What is required:
Transcribe all the entries word for word, but omit the images.

Information provided:
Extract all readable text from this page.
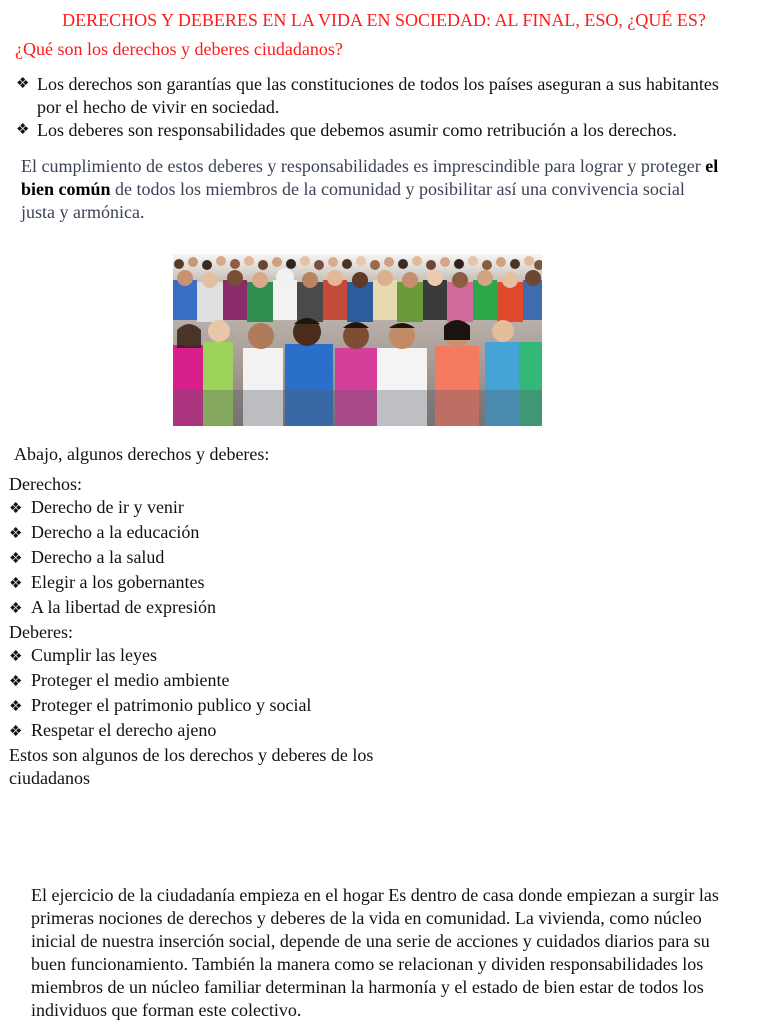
DERECHOS Y DEBERES EN LA VIDA EN SOCIEDAD: AL FINAL, ESO, ¿QUÉ ES?
¿Qué son los derechos y deberes ciudadanos?
❖ Los derechos son garantías que las constituciones de todos los países aseguran a sus habitantes por el hecho de vivir en sociedad.
❖ Los deberes son responsabilidades que debemos asumir como retribución a los derechos.
El cumplimiento de estos deberes y responsabilidades es imprescindible para lograr y proteger el bien común de todos los miembros de la comunidad y posibilitar así una convivencia social justa y armónica.
Abajo, algunos derechos y deberes:
Derechos:
❖ Derecho de ir y venir
❖ Derecho a la educación
❖ Derecho a la salud
❖ Elegir a los gobernantes
❖ A la libertad de expresión
Deberes:
❖ Cumplir las leyes
❖ Proteger el medio ambiente
❖ Proteger el patrimonio publico y social
❖ Respetar el derecho ajeno
Estos son algunos de los derechos y deberes de los ciudadanos
El ejercicio de la ciudadanía empieza en el hogar Es dentro de casa donde empiezan a surgir las primeras nociones de derechos y deberes de la vida en comunidad. La vivienda, como núcleo inicial de nuestra inserción social, depende de una serie de acciones y cuidados diarios para su buen funcionamiento. También la manera como se relacionan y dividen responsabilidades los miembros de un núcleo familiar determinan la harmonía y el estado de bien estar de todos los individuos que forman este colectivo.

Response:
Extract all readable text from this page.
DERECHOS Y DEBERES EN LA VIDA EN SOCIEDAD: AL FINAL, ESO, ¿QUÉ ES?
¿Qué son los derechos y deberes ciudadanos?
❖ Los derechos son garantías que las constituciones de todos los países aseguran a sus habitantes por el hecho de vivir en sociedad.
❖ Los deberes son responsabilidades que debemos asumir como retribución a los derechos.
El cumplimiento de estos deberes y responsabilidades es imprescindible para lograr y proteger el bien común de todos los miembros de la comunidad y posibilitar así una convivencia social justa y armónica.
Abajo, algunos derechos y deberes:
Derechos:
❖ Derecho de ir y venir
❖ Derecho a la educación
❖ Derecho a la salud
❖ Elegir a los gobernantes
❖ A la libertad de expresión
Deberes:
❖ Cumplir las leyes
❖ Proteger el medio ambiente
❖ Proteger el patrimonio publico y social
❖ Respetar el derecho ajeno
Estos son algunos de los derechos y deberes de los ciudadanos
El ejercicio de la ciudadanía empieza en el hogar Es dentro de casa donde empiezan a surgir las primeras nociones de derechos y deberes de la vida en comunidad. La vivienda, como núcleo inicial de nuestra inserción social, depende de una serie de acciones y cuidados diarios para su buen funcionamiento. También la manera como se relacionan y dividen responsabilidades los miembros de un núcleo familiar determinan la harmonía y el estado de bien estar de todos los individuos que forman este colectivo.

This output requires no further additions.